**What you are asked to do:**
Extract all lines in the data that contain the word "type".

[Figure collection entries]
┄┄┄┄┄┄┄┄┄┄

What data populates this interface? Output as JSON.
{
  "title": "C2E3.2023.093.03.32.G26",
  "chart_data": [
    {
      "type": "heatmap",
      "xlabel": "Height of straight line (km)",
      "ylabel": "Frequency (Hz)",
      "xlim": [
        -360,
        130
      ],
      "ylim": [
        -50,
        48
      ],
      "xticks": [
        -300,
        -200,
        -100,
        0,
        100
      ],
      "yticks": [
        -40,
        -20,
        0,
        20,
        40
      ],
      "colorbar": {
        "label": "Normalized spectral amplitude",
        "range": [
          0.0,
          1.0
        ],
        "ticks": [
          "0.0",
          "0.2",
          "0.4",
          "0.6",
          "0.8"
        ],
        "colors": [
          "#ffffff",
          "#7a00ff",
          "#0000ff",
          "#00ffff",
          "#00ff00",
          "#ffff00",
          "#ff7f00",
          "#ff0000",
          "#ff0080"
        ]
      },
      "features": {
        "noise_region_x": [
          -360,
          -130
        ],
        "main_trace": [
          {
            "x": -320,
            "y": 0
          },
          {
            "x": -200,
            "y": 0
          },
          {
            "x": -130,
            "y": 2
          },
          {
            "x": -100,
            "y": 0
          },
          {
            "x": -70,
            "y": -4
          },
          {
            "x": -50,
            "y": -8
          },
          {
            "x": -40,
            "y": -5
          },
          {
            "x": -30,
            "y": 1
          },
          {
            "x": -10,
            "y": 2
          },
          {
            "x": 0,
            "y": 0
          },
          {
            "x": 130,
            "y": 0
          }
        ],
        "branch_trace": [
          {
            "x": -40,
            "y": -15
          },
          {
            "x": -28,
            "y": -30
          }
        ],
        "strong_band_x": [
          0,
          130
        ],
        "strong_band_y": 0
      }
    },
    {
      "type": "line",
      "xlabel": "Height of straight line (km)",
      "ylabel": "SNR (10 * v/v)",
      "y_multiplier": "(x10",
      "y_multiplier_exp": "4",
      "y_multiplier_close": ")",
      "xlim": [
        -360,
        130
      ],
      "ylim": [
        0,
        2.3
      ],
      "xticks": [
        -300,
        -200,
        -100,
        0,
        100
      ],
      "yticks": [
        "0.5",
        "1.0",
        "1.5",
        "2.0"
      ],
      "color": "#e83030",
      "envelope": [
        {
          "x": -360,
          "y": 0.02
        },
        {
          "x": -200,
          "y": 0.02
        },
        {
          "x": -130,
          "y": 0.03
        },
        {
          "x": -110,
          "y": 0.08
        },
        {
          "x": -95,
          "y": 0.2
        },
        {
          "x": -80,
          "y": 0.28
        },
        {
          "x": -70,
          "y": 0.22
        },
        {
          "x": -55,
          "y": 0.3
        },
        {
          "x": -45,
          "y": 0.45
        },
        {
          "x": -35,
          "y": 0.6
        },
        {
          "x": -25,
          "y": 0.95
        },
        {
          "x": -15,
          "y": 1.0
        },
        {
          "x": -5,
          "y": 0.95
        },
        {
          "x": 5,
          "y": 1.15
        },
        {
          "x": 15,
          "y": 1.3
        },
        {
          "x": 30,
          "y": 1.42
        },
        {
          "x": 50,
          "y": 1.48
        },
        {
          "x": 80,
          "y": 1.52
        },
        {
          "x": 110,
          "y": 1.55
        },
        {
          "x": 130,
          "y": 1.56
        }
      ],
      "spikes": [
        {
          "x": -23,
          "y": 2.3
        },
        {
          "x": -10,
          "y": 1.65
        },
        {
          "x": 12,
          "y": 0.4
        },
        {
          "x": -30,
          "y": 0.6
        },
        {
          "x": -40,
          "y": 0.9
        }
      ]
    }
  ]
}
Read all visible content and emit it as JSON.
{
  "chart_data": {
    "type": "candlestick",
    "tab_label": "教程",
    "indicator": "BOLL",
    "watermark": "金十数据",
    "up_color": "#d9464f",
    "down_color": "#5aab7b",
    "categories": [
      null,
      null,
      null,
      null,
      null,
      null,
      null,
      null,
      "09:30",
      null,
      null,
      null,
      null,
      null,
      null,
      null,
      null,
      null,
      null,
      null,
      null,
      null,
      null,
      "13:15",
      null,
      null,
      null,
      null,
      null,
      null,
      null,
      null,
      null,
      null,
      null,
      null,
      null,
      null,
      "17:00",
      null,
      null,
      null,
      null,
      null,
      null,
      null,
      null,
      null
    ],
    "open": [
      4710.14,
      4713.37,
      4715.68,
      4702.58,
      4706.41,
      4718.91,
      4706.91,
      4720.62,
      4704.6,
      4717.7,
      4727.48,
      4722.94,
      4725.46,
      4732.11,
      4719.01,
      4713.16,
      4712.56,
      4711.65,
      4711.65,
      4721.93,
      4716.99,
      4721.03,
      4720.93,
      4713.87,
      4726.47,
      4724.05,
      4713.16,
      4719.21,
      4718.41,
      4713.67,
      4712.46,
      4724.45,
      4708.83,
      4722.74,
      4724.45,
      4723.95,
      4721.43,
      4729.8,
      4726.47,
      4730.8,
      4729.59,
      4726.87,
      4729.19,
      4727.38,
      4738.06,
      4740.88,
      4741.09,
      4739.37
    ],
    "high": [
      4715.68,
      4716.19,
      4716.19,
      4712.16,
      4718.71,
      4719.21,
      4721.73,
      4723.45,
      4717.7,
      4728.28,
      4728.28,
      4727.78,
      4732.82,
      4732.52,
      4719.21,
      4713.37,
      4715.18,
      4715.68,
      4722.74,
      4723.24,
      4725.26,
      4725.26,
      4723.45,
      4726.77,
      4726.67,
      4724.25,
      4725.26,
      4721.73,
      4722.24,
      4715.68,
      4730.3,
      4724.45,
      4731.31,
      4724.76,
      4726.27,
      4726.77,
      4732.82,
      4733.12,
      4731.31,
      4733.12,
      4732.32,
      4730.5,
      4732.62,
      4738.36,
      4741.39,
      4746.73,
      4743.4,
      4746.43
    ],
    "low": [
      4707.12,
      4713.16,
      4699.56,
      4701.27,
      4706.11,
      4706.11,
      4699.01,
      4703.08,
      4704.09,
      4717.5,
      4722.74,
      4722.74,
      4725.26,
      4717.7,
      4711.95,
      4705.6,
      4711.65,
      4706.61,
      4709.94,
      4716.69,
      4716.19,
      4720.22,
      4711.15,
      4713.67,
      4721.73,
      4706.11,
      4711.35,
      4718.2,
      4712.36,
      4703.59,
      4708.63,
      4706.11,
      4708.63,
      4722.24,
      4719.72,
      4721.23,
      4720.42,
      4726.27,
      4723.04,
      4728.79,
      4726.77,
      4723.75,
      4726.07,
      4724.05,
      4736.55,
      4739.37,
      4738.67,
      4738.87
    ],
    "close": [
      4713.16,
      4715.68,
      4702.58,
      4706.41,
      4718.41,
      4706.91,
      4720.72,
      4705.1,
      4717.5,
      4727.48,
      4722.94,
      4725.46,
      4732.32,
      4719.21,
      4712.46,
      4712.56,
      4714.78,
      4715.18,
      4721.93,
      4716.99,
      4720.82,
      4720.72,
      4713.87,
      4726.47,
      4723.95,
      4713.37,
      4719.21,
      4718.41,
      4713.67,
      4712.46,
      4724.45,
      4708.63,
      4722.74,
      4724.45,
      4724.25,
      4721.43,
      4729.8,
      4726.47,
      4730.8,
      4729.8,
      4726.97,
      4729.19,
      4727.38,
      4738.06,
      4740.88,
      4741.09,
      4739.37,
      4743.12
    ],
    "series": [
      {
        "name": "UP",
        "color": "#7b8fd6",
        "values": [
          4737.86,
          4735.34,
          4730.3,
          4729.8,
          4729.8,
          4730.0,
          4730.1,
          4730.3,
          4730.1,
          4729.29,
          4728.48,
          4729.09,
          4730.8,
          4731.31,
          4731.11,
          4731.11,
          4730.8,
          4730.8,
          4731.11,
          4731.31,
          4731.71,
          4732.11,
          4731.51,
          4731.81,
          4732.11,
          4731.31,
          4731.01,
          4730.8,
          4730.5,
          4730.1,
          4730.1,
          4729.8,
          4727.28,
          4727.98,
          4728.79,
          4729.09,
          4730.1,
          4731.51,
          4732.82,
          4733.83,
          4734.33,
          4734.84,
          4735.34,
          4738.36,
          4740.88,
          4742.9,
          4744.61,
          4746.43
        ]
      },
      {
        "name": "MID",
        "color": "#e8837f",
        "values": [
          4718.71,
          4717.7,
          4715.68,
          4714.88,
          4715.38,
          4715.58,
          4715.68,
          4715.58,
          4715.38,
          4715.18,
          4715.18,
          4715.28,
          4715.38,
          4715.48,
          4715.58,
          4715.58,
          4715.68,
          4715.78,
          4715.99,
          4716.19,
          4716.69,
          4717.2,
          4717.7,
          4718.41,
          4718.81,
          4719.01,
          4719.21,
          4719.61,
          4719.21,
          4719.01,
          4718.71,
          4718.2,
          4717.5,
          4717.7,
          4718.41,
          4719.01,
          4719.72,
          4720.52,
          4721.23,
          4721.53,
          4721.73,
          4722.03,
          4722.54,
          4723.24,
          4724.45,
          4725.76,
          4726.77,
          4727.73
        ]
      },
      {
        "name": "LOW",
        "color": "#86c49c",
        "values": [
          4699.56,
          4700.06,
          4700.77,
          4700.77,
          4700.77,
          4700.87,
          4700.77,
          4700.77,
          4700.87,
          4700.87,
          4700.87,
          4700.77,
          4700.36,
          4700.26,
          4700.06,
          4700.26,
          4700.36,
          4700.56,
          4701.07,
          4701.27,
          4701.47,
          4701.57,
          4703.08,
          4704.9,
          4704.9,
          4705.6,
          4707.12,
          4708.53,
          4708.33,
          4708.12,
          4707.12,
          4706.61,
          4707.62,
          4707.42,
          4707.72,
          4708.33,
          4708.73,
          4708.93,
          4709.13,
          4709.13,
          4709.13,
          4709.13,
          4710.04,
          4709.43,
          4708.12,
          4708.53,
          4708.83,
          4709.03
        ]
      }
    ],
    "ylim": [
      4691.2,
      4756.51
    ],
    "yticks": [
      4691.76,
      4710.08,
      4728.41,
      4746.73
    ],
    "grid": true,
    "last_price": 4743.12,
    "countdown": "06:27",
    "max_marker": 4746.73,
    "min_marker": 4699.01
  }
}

┄┄┄┄┄┄┄┄┄┄

**Result of the exercise:**
      "type": "heatmap",
      "type": "line",
    "type": "candlestick",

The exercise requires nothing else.